* **REQUIRED WORK**
Gather the lines that hold the string "kind".

## START TASK INPUT

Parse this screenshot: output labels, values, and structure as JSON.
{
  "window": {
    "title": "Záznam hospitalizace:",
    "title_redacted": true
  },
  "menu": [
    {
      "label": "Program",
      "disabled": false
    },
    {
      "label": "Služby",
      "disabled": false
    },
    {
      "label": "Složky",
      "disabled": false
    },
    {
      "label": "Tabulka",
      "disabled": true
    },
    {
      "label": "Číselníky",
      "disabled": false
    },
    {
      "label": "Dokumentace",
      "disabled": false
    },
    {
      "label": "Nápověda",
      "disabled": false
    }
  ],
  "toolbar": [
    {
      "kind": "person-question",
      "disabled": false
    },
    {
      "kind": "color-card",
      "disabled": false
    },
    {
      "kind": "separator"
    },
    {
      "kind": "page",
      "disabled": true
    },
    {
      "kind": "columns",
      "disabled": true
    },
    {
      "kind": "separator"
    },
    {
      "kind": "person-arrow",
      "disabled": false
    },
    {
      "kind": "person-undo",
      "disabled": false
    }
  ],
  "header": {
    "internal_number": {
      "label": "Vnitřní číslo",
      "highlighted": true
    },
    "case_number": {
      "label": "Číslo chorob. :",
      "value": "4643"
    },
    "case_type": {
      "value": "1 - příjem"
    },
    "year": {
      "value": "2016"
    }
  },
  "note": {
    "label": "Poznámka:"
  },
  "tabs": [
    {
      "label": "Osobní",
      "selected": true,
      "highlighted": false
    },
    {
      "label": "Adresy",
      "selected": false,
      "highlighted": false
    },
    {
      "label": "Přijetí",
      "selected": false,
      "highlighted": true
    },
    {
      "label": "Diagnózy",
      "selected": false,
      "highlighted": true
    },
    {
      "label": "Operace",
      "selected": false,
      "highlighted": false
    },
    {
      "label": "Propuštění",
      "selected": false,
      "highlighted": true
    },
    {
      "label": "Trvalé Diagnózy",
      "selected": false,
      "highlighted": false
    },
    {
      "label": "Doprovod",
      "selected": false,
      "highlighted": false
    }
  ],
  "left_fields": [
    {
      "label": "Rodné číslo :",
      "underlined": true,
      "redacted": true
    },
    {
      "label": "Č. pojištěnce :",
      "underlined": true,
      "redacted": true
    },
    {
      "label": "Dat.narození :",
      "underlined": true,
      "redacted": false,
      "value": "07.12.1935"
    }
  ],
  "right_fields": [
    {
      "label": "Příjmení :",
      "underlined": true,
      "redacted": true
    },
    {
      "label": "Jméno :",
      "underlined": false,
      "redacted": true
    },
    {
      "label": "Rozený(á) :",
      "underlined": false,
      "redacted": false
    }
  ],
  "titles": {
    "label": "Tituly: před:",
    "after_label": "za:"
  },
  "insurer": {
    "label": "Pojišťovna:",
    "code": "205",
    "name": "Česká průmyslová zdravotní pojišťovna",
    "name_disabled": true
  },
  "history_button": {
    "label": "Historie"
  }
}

## END TASK INPUT

* **FINISHED ANSWER**
      "kind": "person-question",
      "kind": "color-card",
      "kind": "separator"
      "kind": "page",
      "kind": "columns",
      "kind": "separator"
      "kind": "person-arrow",
      "kind": "person-undo",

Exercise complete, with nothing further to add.